◆ PROVIDED DATA
──────────

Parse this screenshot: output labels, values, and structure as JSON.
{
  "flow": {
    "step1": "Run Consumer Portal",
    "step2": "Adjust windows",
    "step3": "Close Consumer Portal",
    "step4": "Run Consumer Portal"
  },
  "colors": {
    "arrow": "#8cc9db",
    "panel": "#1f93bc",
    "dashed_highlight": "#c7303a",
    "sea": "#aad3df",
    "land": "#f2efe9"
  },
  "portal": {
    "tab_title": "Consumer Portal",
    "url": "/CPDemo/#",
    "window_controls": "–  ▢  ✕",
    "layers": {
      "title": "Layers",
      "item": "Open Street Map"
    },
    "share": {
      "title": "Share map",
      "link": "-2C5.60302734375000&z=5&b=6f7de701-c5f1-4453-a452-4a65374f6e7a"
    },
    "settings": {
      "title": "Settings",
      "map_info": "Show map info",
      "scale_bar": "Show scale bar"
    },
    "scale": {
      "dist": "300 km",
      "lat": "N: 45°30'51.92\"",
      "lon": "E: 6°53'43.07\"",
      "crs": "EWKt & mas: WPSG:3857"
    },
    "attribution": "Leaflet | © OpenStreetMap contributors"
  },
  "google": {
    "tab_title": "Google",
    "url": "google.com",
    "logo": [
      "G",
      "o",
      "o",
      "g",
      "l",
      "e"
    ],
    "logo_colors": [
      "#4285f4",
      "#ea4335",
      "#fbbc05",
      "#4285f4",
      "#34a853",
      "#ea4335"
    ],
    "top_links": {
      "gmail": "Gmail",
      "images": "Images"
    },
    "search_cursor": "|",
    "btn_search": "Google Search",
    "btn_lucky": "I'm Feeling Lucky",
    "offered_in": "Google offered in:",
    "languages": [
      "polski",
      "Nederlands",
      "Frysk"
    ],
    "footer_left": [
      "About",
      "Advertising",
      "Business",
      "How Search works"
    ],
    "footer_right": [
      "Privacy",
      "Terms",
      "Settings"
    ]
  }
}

──────────

◆ WRITTEN REQUEST
Reproduce the records word for word.

◆ WRITTEN SOLUTION
Parse this screenshot: output labels, values, and structure as JSON.
{
  "flow": {
    "step1": "Run Consumer Portal",
    "step2": "Adjust windows",
    "step3": "Close Consumer Portal",
    "step4": "Run Consumer Portal"
  },
  "colors": {
    "arrow": "#8cc9db",
    "panel": "#1f93bc",
    "dashed_highlight": "#c7303a",
    "sea": "#aad3df",
    "land": "#f2efe9"
  },
  "portal": {
    "tab_title": "Consumer Portal",
    "url": "/CPDemo/#",
    "window_controls": "–  ▢  ✕",
    "layers": {
      "title": "Layers",
      "item": "Open Street Map"
    },
    "share": {
      "title": "Share map",
      "link": "-2C5.60302734375000&z=5&b=6f7de701-c5f1-4453-a452-4a65374f6e7a"
    },
    "settings": {
      "title": "Settings",
      "map_info": "Show map info",
      "scale_bar": "Show scale bar"
    },
    "scale": {
      "dist": "300 km",
      "lat": "N: 45°30'51.92\"",
      "lon": "E: 6°53'43.07\"",
      "crs": "EWKt & mas: WPSG:3857"
    },
    "attribution": "Leaflet | © OpenStreetMap contributors"
  },
  "google": {
    "tab_title": "Google",
    "url": "google.com",
    "logo": [
      "G",
      "o",
      "o",
      "g",
      "l",
      "e"
    ],
    "logo_colors": [
      "#4285f4",
      "#ea4335",
      "#fbbc05",
      "#4285f4",
      "#34a853",
      "#ea4335"
    ],
    "top_links": {
      "gmail": "Gmail",
      "images": "Images"
    },
    "search_cursor": "|",
    "btn_search": "Google Search",
    "btn_lucky": "I'm Feeling Lucky",
    "offered_in": "Google offered in:",
    "languages": [
      "polski",
      "Nederlands",
      "Frysk"
    ],
    "footer_left": [
      "About",
      "Advertising",
      "Business",
      "How Search works"
    ],
    "footer_right": [
      "Privacy",
      "Terms",
      "Settings"
    ]
  }
}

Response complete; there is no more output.